(Data extracted from a collection)
---*---

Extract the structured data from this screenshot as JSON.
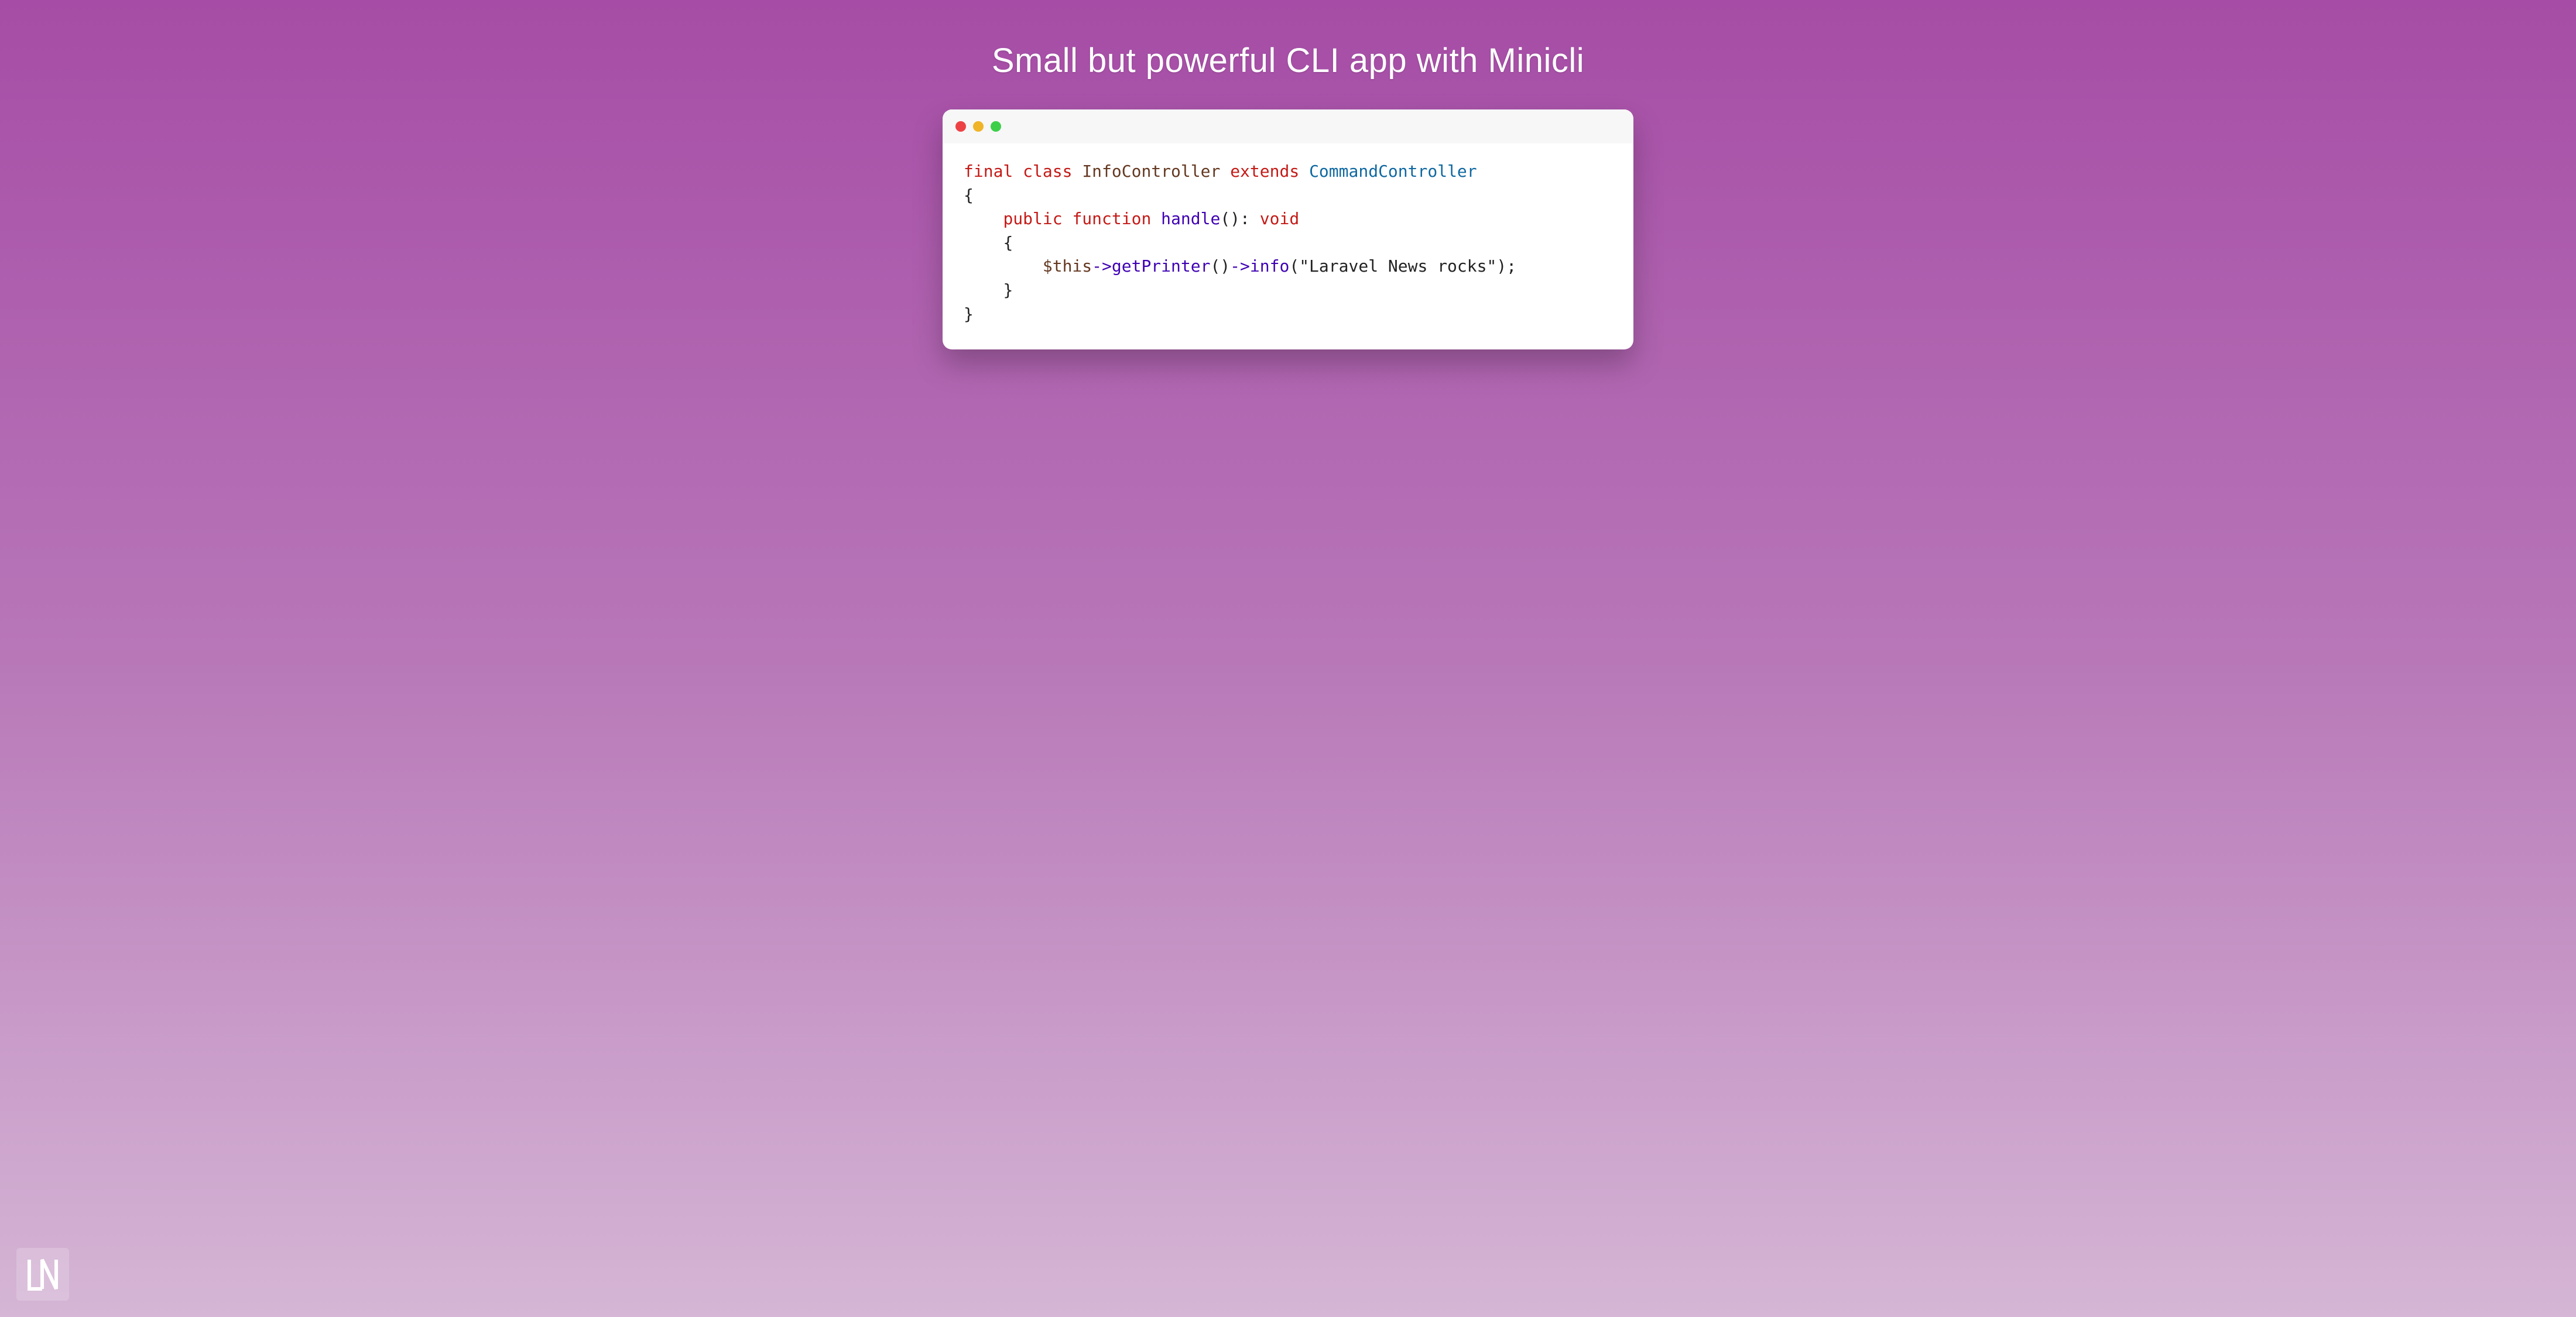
{
  "title": "Small but powerful CLI app with Minicli",
  "traffic_lights": {
    "red": "#ed4245",
    "yellow": "#f0b429",
    "green": "#3ecf4a"
  },
  "code": {
    "kw_final": "final",
    "kw_class": "class",
    "classname": "InfoController",
    "kw_extends": "extends",
    "superclass": "CommandController",
    "open_brace": "{",
    "kw_public": "public",
    "kw_function": "function",
    "method": "handle",
    "method_paren": "()",
    "colon": ":",
    "rettype": "void",
    "inner_open": "{",
    "this": "$this",
    "arrow1": "->",
    "call1": "getPrinter",
    "paren1": "()",
    "arrow2": "->",
    "call2": "info",
    "paren_open": "(",
    "string": "\"Laravel News rocks\"",
    "paren_close": ")",
    "semi": ";",
    "inner_close": "}",
    "close_brace": "}"
  },
  "logo_text": "LN"
}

---*---

CHALLENGE:
The data should be printed again unchanged; leave its pictures out.

THE RESULT:
Extract the structured data from this screenshot as JSON.
{
  "title": "Small but powerful CLI app with Minicli",
  "traffic_lights": {
    "red": "#ed4245",
    "yellow": "#f0b429",
    "green": "#3ecf4a"
  },
  "code": {
    "kw_final": "final",
    "kw_class": "class",
    "classname": "InfoController",
    "kw_extends": "extends",
    "superclass": "CommandController",
    "open_brace": "{",
    "kw_public": "public",
    "kw_function": "function",
    "method": "handle",
    "method_paren": "()",
    "colon": ":",
    "rettype": "void",
    "inner_open": "{",
    "this": "$this",
    "arrow1": "->",
    "call1": "getPrinter",
    "paren1": "()",
    "arrow2": "->",
    "call2": "info",
    "paren_open": "(",
    "string": "\"Laravel News rocks\"",
    "paren_close": ")",
    "semi": ";",
    "inner_close": "}",
    "close_brace": "}"
  },
  "logo_text": "LN"
}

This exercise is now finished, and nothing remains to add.